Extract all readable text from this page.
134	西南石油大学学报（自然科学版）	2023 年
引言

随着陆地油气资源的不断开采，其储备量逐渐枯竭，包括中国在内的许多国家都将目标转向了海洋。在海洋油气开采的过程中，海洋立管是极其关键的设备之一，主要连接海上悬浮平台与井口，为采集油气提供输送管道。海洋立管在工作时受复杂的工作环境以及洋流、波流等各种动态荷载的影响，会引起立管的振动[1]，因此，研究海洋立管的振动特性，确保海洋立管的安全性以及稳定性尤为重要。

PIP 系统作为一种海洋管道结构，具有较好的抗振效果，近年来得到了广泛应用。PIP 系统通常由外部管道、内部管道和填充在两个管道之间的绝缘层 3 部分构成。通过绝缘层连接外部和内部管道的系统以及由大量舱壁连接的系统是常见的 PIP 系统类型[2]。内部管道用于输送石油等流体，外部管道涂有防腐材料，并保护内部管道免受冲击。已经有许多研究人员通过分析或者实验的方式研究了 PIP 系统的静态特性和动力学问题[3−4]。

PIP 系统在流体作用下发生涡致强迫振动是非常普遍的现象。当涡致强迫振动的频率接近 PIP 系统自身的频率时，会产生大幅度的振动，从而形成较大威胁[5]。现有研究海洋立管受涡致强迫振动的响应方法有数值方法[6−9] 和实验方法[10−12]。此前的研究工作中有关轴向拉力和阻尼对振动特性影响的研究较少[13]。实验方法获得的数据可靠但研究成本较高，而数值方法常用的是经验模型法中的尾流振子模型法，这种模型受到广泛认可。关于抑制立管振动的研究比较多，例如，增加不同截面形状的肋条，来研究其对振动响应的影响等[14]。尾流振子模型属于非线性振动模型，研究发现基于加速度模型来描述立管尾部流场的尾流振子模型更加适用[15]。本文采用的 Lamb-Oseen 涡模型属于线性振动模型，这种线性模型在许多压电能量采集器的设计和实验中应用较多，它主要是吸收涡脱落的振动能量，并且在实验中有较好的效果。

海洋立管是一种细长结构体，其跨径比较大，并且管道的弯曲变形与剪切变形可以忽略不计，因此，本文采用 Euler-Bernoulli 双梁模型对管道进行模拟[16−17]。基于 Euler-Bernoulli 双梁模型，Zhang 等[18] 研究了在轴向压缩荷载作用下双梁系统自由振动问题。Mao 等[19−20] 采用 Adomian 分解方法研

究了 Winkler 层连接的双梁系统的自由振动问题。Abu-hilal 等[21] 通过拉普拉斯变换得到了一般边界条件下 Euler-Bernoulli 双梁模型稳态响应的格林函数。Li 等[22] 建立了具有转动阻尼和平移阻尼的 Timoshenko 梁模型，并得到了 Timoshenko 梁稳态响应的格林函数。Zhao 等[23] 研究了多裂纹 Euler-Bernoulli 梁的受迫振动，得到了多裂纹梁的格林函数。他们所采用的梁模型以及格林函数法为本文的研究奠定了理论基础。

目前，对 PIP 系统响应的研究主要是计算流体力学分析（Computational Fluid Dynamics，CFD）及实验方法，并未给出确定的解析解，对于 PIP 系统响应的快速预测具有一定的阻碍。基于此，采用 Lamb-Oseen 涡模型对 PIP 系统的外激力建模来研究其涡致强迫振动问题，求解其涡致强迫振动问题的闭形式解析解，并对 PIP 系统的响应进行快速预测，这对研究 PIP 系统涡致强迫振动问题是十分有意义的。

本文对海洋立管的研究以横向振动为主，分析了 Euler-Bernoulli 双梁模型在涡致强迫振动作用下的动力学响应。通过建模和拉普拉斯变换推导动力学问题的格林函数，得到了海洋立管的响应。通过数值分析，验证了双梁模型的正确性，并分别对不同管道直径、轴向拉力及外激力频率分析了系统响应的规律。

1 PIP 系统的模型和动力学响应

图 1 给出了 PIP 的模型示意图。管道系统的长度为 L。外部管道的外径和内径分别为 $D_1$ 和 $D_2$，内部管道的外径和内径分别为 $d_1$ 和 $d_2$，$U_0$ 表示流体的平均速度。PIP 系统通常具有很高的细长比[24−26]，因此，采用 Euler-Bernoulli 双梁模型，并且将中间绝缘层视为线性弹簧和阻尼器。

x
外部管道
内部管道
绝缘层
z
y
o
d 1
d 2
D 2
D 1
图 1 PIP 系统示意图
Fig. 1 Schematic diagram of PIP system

■ TASK STATEMENT: Respond with the number of lines containing "Bernoulli" and no additional words.

■ EXERCISE RESULT: 4